Begin Excerpted data

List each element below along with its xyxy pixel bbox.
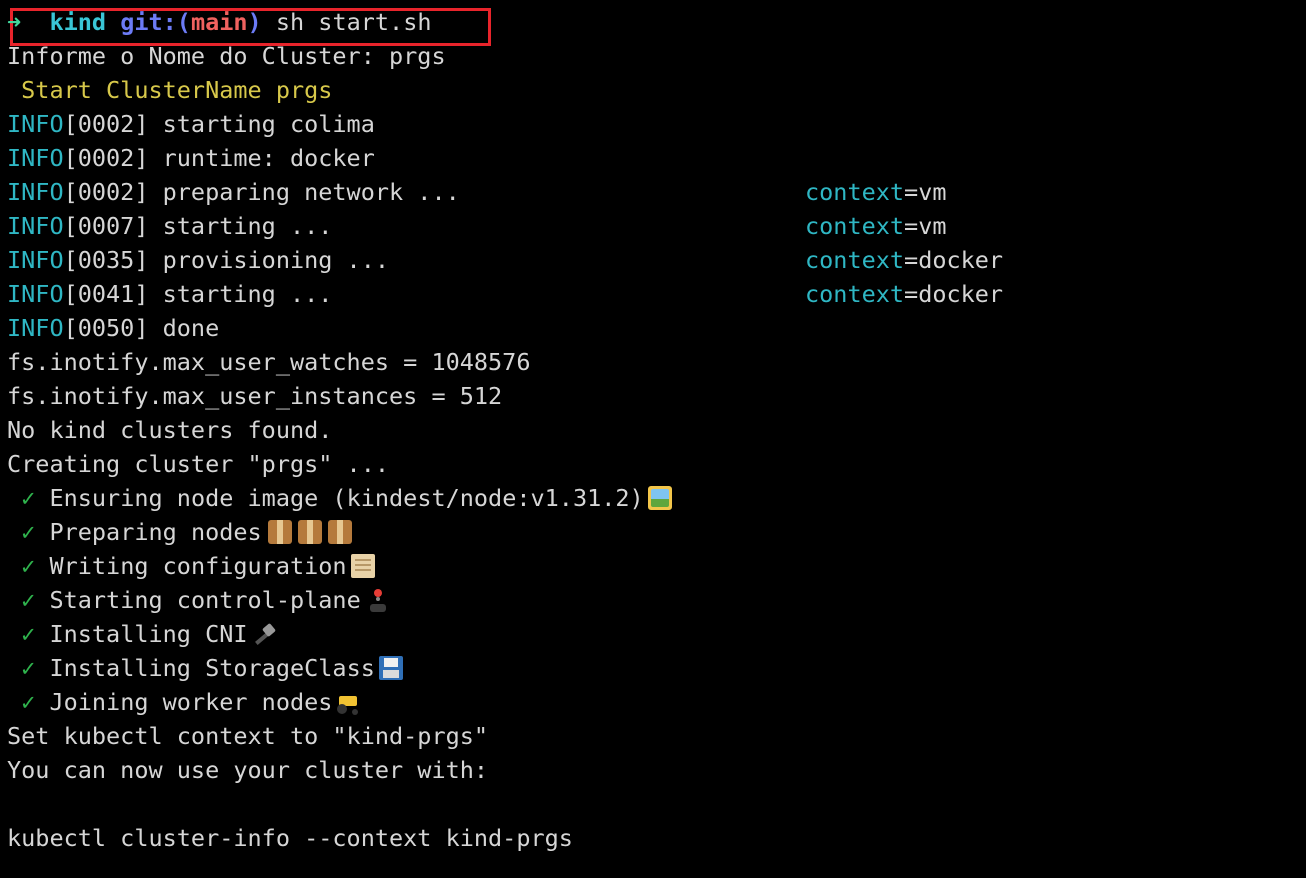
start-cluster-line: Start ClusterName prgs bbox=[7, 76, 333, 104]
step-line: ✓ Joining worker nodes bbox=[7, 685, 1297, 719]
step-text: Starting control-plane bbox=[35, 586, 361, 614]
log-message: starting ... bbox=[148, 212, 333, 240]
log-context: context=docker bbox=[805, 277, 1003, 311]
check-icon: ✓ bbox=[21, 518, 36, 546]
step-line: ✓ Writing configuration bbox=[7, 549, 1297, 583]
context-key: context bbox=[805, 178, 905, 206]
electric-plug-icon bbox=[252, 622, 276, 646]
log-level: INFO bbox=[7, 280, 64, 308]
log-level: INFO bbox=[7, 246, 64, 274]
log-time: [0041] bbox=[63, 280, 149, 308]
package-icon bbox=[297, 520, 322, 544]
check-icon: ✓ bbox=[21, 654, 36, 682]
context-value: =docker bbox=[904, 246, 1004, 274]
log-line: INFO[0041] starting ... context=docker bbox=[7, 277, 1297, 311]
log-message: provisioning ... bbox=[148, 246, 390, 274]
log-time: [0050] bbox=[63, 314, 149, 342]
log-context: context=vm bbox=[805, 175, 947, 209]
log-line: INFO[0035] provisioning ... context=docke… bbox=[7, 243, 1297, 277]
log-time: [0002] bbox=[63, 178, 149, 206]
framed-picture-icon bbox=[647, 486, 672, 510]
prompt-command: sh start.sh bbox=[275, 8, 432, 36]
check-icon: ✓ bbox=[21, 688, 36, 716]
terminal-window[interactable]: ➜ kind git:(main) sh start.sh Informe o … bbox=[7, 5, 1297, 855]
floppy-disk-icon bbox=[378, 656, 403, 680]
log-level: INFO bbox=[7, 178, 64, 206]
log-line: INFO[0002] preparing network ... context=… bbox=[7, 175, 1297, 209]
creating-cluster-line: Creating cluster "prgs" ... bbox=[7, 450, 390, 478]
check-icon: ✓ bbox=[21, 586, 36, 614]
context-key: context bbox=[805, 246, 905, 274]
log-line: INFO[0007] starting ... context=vm bbox=[7, 209, 1297, 243]
tractor-icon bbox=[336, 690, 360, 714]
context-value: =vm bbox=[904, 178, 947, 206]
step-text: Preparing nodes bbox=[35, 518, 262, 546]
log-message: preparing network ... bbox=[148, 178, 460, 206]
log-time: [0035] bbox=[63, 246, 149, 274]
no-clusters-line: No kind clusters found. bbox=[7, 416, 333, 444]
package-icon bbox=[267, 520, 292, 544]
prompt-line: ➜ kind git:(main) sh start.sh bbox=[7, 5, 1297, 39]
prompt-git-suffix: ) bbox=[247, 8, 262, 36]
kubectl-command-line[interactable]: kubectl cluster-info --context kind-prgs bbox=[7, 821, 1297, 855]
prompt-branch: main bbox=[190, 8, 248, 36]
context-key: context bbox=[805, 212, 905, 240]
context-value: =docker bbox=[904, 280, 1004, 308]
log-message: starting colima bbox=[148, 110, 375, 138]
log-line: INFO[0050] done bbox=[7, 311, 1297, 345]
joystick-icon bbox=[365, 588, 391, 612]
log-message: done bbox=[148, 314, 220, 342]
context-value: =vm bbox=[904, 212, 947, 240]
log-level: INFO bbox=[7, 110, 64, 138]
prompt-directory: kind bbox=[49, 8, 107, 36]
check-icon: ✓ bbox=[21, 552, 36, 580]
step-text: Joining worker nodes bbox=[35, 688, 333, 716]
step-line: ✓ Ensuring node image (kindest/node:v1.3… bbox=[7, 481, 1297, 515]
use-cluster-line: You can now use your cluster with: bbox=[7, 756, 489, 784]
prompt-arrow-icon: ➜ bbox=[7, 8, 22, 36]
scroll-icon bbox=[350, 554, 375, 578]
log-time: [0002] bbox=[63, 144, 149, 172]
prompt-git-prefix: git:( bbox=[120, 8, 191, 36]
log-time: [0002] bbox=[63, 110, 149, 138]
log-level: INFO bbox=[7, 212, 64, 240]
sysctl-instances-line: fs.inotify.max_user_instances = 512 bbox=[7, 382, 503, 410]
check-icon: ✓ bbox=[21, 484, 36, 512]
log-message: starting ... bbox=[148, 280, 333, 308]
step-line: ✓ Installing CNI bbox=[7, 617, 1297, 651]
step-text: Installing StorageClass bbox=[35, 654, 375, 682]
log-line: INFO[0002] starting colima bbox=[7, 107, 1297, 141]
step-line: ✓ Starting control-plane bbox=[7, 583, 1297, 617]
check-icon: ✓ bbox=[21, 620, 36, 648]
log-level: INFO bbox=[7, 144, 64, 172]
log-message: runtime: docker bbox=[148, 144, 375, 172]
step-text: Installing CNI bbox=[35, 620, 248, 648]
set-context-line: Set kubectl context to "kind-prgs" bbox=[7, 722, 489, 750]
cluster-name-prompt: Informe o Nome do Cluster: prgs bbox=[7, 42, 446, 70]
sysctl-watches-line: fs.inotify.max_user_watches = 1048576 bbox=[7, 348, 531, 376]
step-line: ✓ Installing StorageClass bbox=[7, 651, 1297, 685]
step-line: ✓ Preparing nodes bbox=[7, 515, 1297, 549]
step-text: Ensuring node image (kindest/node:v1.31.… bbox=[35, 484, 644, 512]
context-key: context bbox=[805, 280, 905, 308]
step-text: Writing configuration bbox=[35, 552, 347, 580]
log-line: INFO[0002] runtime: docker bbox=[7, 141, 1297, 175]
package-icon bbox=[327, 520, 352, 544]
log-level: INFO bbox=[7, 314, 64, 342]
log-context: context=vm bbox=[805, 209, 947, 243]
log-context: context=docker bbox=[805, 243, 1003, 277]
log-time: [0007] bbox=[63, 212, 149, 240]
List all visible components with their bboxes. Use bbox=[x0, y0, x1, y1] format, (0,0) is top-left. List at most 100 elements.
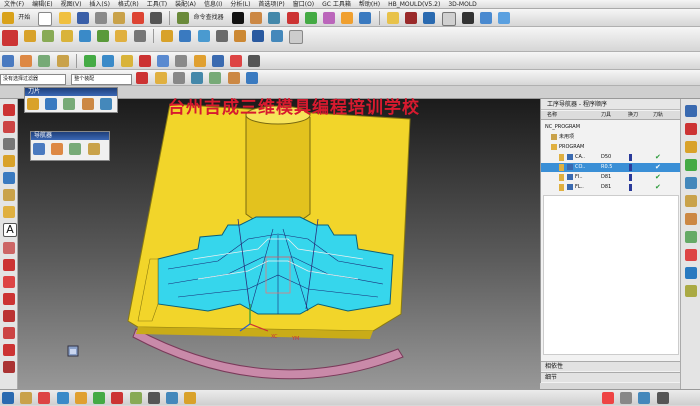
command-finder-icon[interactable] bbox=[177, 12, 190, 24]
render-style-icon[interactable] bbox=[359, 12, 372, 24]
tree-unused[interactable]: 未用项 bbox=[541, 133, 681, 142]
operation-row[interactable]: FI.. D81 ✔ bbox=[541, 173, 681, 182]
hole-drill-icon[interactable] bbox=[102, 55, 115, 67]
menu-item[interactable]: 编辑(E) bbox=[28, 0, 56, 9]
details-section[interactable]: 细节 bbox=[541, 372, 681, 382]
orient-icon[interactable] bbox=[286, 12, 299, 24]
toolbar-options-icon[interactable] bbox=[288, 30, 303, 44]
fillet-icon[interactable] bbox=[3, 276, 15, 288]
method-icon[interactable] bbox=[78, 30, 91, 42]
filter-combo[interactable]: 没有选择过滤器 bbox=[0, 74, 66, 85]
pattern-icon[interactable] bbox=[3, 189, 15, 201]
tray-mic-icon[interactable] bbox=[620, 392, 633, 404]
menu-item[interactable]: 视图(V) bbox=[57, 0, 86, 9]
col-tool[interactable]: 刀具 bbox=[601, 111, 611, 120]
taskbar-network-icon[interactable] bbox=[166, 392, 179, 404]
tray-network-icon[interactable] bbox=[638, 392, 651, 404]
tree-program[interactable]: PROGRAM bbox=[541, 143, 681, 152]
spline-icon[interactable] bbox=[3, 242, 15, 254]
col-path[interactable]: 刀轨 bbox=[653, 111, 663, 120]
start-icon[interactable] bbox=[2, 12, 14, 24]
verify-path-icon[interactable] bbox=[197, 30, 210, 42]
snap-center-icon[interactable] bbox=[209, 72, 222, 84]
operation-icon[interactable] bbox=[97, 30, 110, 42]
hide-icon[interactable] bbox=[423, 12, 436, 24]
palette-icon[interactable] bbox=[685, 285, 697, 297]
menu-item[interactable]: GC 工具箱 bbox=[318, 0, 355, 9]
cam-create-icon[interactable] bbox=[2, 30, 18, 46]
bridge-icon[interactable] bbox=[3, 361, 15, 373]
machine-nav-icon[interactable] bbox=[685, 159, 697, 171]
dependencies-section[interactable]: 相依性 bbox=[541, 361, 681, 371]
extrude-icon[interactable] bbox=[3, 155, 15, 167]
operation-row[interactable]: FL.. D81 ✔ bbox=[541, 183, 681, 192]
mill-contour-icon[interactable] bbox=[138, 55, 151, 67]
snap-on-curve-icon[interactable] bbox=[245, 72, 258, 84]
menu-item[interactable]: 工具(T) bbox=[143, 0, 171, 9]
tool-icon[interactable] bbox=[42, 30, 55, 42]
taskbar-start-icon[interactable] bbox=[2, 392, 14, 404]
paste-icon[interactable] bbox=[113, 12, 126, 24]
navigator-empty-area[interactable] bbox=[543, 195, 679, 355]
web-browser-icon[interactable] bbox=[685, 267, 697, 279]
check-icon[interactable] bbox=[84, 55, 97, 67]
chamfer-icon[interactable] bbox=[3, 293, 15, 305]
taskbar-media-icon[interactable] bbox=[93, 392, 106, 404]
delete-icon[interactable] bbox=[131, 12, 144, 24]
machine-tool-view-icon[interactable] bbox=[20, 55, 33, 67]
snap-end-icon[interactable] bbox=[172, 72, 185, 84]
text-icon[interactable]: A bbox=[3, 223, 17, 237]
system-material-icon[interactable] bbox=[685, 213, 697, 225]
geometry-view-icon[interactable] bbox=[38, 55, 51, 67]
tool-lib-icon[interactable] bbox=[99, 98, 112, 110]
method-view-icon[interactable] bbox=[56, 55, 69, 67]
reuse-library-icon[interactable] bbox=[685, 177, 697, 189]
snap-point-icon[interactable] bbox=[154, 72, 167, 84]
postprocess-icon[interactable] bbox=[234, 30, 247, 42]
start-button[interactable]: 开始 bbox=[18, 9, 30, 27]
mill-planar-icon[interactable] bbox=[120, 55, 133, 67]
menu-item[interactable]: 格式(R) bbox=[114, 0, 143, 9]
nav-method-icon[interactable] bbox=[87, 143, 100, 155]
command-finder-button[interactable]: 命令查找器 bbox=[194, 9, 224, 27]
rotate-icon[interactable] bbox=[323, 12, 336, 24]
col-tool-change[interactable]: 换刀 bbox=[628, 111, 638, 120]
menu-item[interactable]: 插入(S) bbox=[85, 0, 114, 9]
menu-item[interactable]: 帮助(H) bbox=[355, 0, 384, 9]
process-studio-icon[interactable] bbox=[685, 231, 697, 243]
menu-item[interactable]: 分析(L) bbox=[226, 0, 254, 9]
tray-volume-icon[interactable] bbox=[656, 392, 669, 404]
nav-program-icon[interactable] bbox=[33, 143, 45, 155]
background-color-icon[interactable] bbox=[461, 12, 474, 24]
output-cls-icon[interactable] bbox=[270, 30, 283, 42]
mill-multi-axis-icon[interactable] bbox=[157, 55, 170, 67]
taskbar-settings-icon[interactable] bbox=[147, 392, 160, 404]
project-icon[interactable] bbox=[3, 327, 15, 339]
taskbar-explorer-icon[interactable] bbox=[20, 392, 33, 404]
path-display-icon[interactable] bbox=[211, 55, 224, 67]
new-file-icon[interactable] bbox=[38, 12, 53, 26]
mill-icon[interactable] bbox=[27, 98, 39, 110]
menu-item[interactable]: 文件(F) bbox=[0, 0, 28, 9]
zoom-icon[interactable] bbox=[304, 12, 317, 24]
section-icon[interactable] bbox=[405, 12, 418, 24]
program-order-icon[interactable] bbox=[2, 55, 14, 67]
tool-holder-icon[interactable] bbox=[81, 98, 94, 110]
navigator-panel-title[interactable]: 导航器 bbox=[31, 132, 109, 140]
geometry-icon[interactable] bbox=[60, 30, 73, 42]
undo-icon[interactable] bbox=[149, 12, 162, 24]
col-name[interactable]: 名称 bbox=[547, 111, 557, 120]
join-icon[interactable] bbox=[3, 344, 15, 356]
shop-doc-icon[interactable] bbox=[252, 30, 265, 42]
save-icon[interactable] bbox=[76, 12, 89, 24]
menu-item[interactable]: HB_MOULD(V5.2) bbox=[384, 0, 444, 9]
nav-geometry-icon[interactable] bbox=[69, 143, 82, 155]
drill-icon[interactable] bbox=[45, 98, 58, 110]
roles-icon[interactable] bbox=[685, 249, 697, 261]
block-icon[interactable] bbox=[3, 172, 15, 184]
edit-icon[interactable] bbox=[115, 30, 128, 42]
taskbar-record-icon[interactable] bbox=[111, 392, 124, 404]
selection-icon[interactable] bbox=[136, 72, 149, 84]
mirror-icon[interactable] bbox=[3, 310, 15, 322]
cut-icon[interactable] bbox=[95, 12, 108, 24]
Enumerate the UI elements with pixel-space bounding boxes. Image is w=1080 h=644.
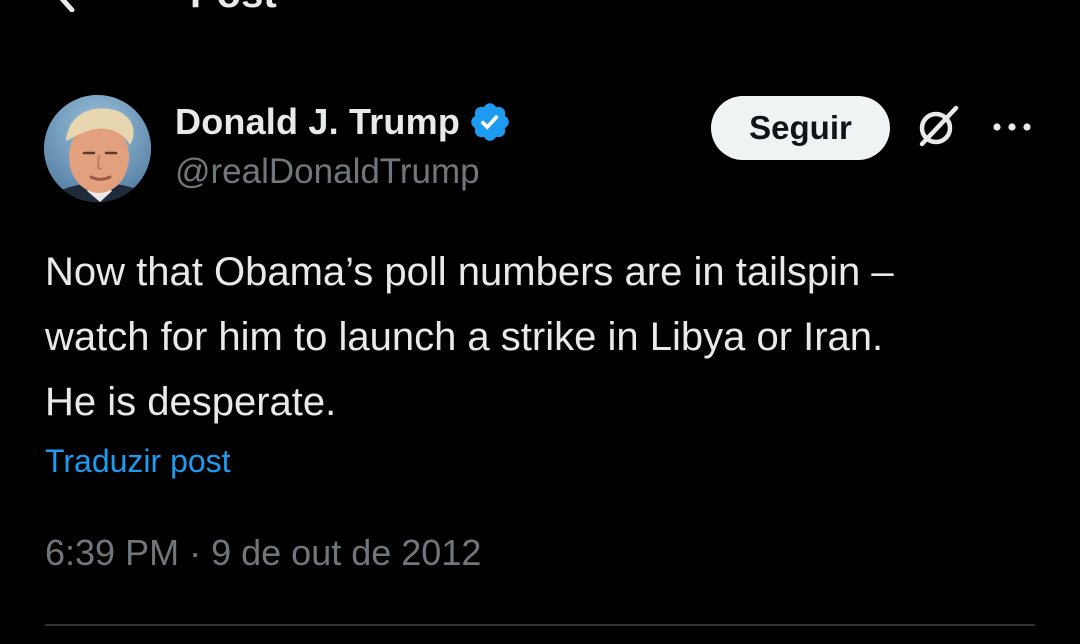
post-timestamp[interactable]: 6:39 PM · 9 de out de 2012 [45,532,481,574]
page-title: Post [190,0,277,14]
avatar[interactable] [44,95,151,202]
tweet-text-line: watch for him to launch a strike in Liby… [45,315,884,359]
verified-badge-icon [471,103,509,141]
avatar-image [44,95,151,202]
tweet-text-line: Now that Obama’s poll numbers are in tai… [45,250,894,294]
timestamp-separator: · [189,532,202,573]
divider [45,624,1035,626]
author-name-row[interactable]: Donald J. Trump [175,99,512,145]
post-time: 6:39 PM [45,532,180,573]
tweet-text-line: He is desperate. [45,380,337,424]
grok-icon[interactable] [912,102,962,152]
tweet-text: Now that Obama’s poll numbers are in tai… [45,240,1045,435]
follow-button[interactable]: Seguir [711,96,890,160]
author-handle[interactable]: @realDonaldTrump [175,152,480,192]
post-date: 9 de out de 2012 [211,532,482,573]
translate-post-link[interactable]: Traduzir post [45,443,231,480]
back-arrow-icon[interactable] [50,0,80,12]
more-options-icon[interactable] [992,117,1032,137]
author-display-name[interactable]: Donald J. Trump [175,101,460,143]
top-bar: Post [0,0,1080,20]
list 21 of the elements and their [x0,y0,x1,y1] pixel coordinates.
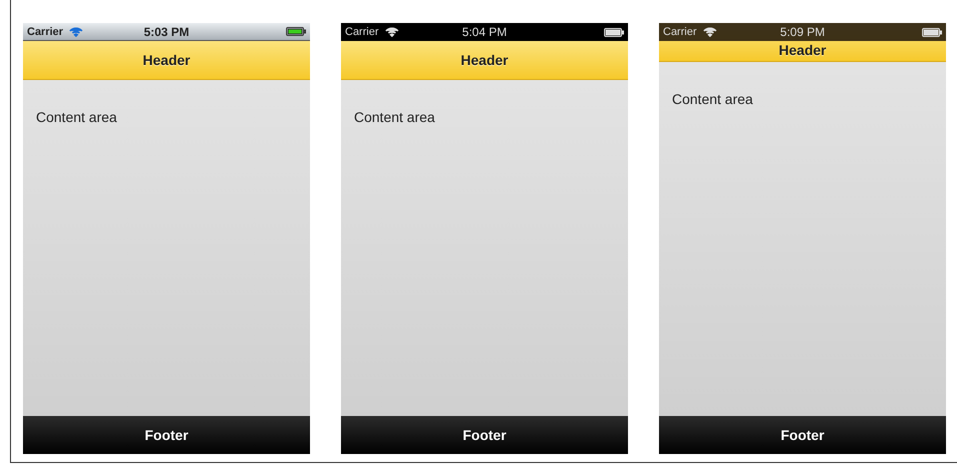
battery-icon [604,28,624,36]
header-title: Header [142,52,190,68]
carrier-label: Carrier [345,26,379,38]
content-text: Content area [36,109,117,125]
footer-title: Footer [780,427,824,443]
clock-time: 5:04 PM [462,25,507,39]
battery-icon [286,27,306,36]
clock-time: 5:09 PM [780,25,825,39]
content-text: Content area [354,109,435,125]
carrier-label: Carrier [663,26,697,38]
wifi-icon [69,26,84,36]
carrier-label: Carrier [27,26,64,38]
footer-title: Footer [462,427,506,443]
footer-title: Footer [144,427,188,443]
clock-time: 5:03 PM [144,24,190,38]
battery-icon [922,28,942,36]
header-title: Header [778,42,826,58]
content-text: Content area [672,91,753,107]
wifi-icon [384,27,399,37]
header-title: Header [460,52,508,68]
wifi-icon [702,27,717,37]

End Excerpted data

Can you render the data from the line with "command-finder-icon[interactable] bbox=[177, 12, 190, 24]" to the line with "details-section[interactable]: 细节 bbox=[541, 372, 681, 382]", both included, as a Markdown table with a "No." column numbering each row and an "Entry" column holding the line, leaving out any blank lines?

## Result below
| No. | Entry |
|---|---|
| 1 | command-finder-icon[interactable] bbox=[177, 12, 190, 24] |
| 2 | render-style-icon[interactable] bbox=[359, 12, 372, 24] |
| 3 | tree-unused[interactable]: 未用项 bbox=[541, 133, 681, 142] |
| 4 | operation-row[interactable]: FI.. D81 ✔ bbox=[541, 173, 681, 182] |
| 5 | hole-drill-icon[interactable] bbox=[102, 55, 115, 67] |
| 6 | menu-item[interactable]: 编辑(E) bbox=[28, 0, 56, 9] |
| 7 | details-section[interactable]: 细节 bbox=[541, 372, 681, 382] |